>>>
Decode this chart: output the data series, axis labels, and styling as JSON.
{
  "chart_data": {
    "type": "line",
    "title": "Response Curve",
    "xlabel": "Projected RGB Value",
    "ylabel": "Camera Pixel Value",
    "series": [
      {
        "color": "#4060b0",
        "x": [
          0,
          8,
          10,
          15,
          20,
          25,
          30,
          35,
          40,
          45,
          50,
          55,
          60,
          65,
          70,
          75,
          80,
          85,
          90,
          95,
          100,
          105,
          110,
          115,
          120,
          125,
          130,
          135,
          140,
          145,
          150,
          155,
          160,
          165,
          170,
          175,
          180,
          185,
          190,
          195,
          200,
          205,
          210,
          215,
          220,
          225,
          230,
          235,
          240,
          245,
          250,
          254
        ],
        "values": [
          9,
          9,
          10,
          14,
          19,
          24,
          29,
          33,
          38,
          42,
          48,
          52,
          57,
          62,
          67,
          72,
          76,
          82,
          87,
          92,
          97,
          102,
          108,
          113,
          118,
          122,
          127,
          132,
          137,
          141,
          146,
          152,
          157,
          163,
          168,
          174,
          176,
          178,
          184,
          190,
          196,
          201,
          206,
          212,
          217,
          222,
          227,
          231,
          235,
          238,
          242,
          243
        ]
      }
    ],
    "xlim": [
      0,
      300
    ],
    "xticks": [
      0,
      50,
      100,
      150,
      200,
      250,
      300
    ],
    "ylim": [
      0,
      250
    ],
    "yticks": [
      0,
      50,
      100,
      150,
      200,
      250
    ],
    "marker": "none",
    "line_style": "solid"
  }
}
<<<
- **TASK OBJECTIVE**:
Pick out the lines containing the string "series" and show them.

- **FULL SOLUTION**:
Decode this chart: output the data series, axis labels, and styling as JSON.
    "series": [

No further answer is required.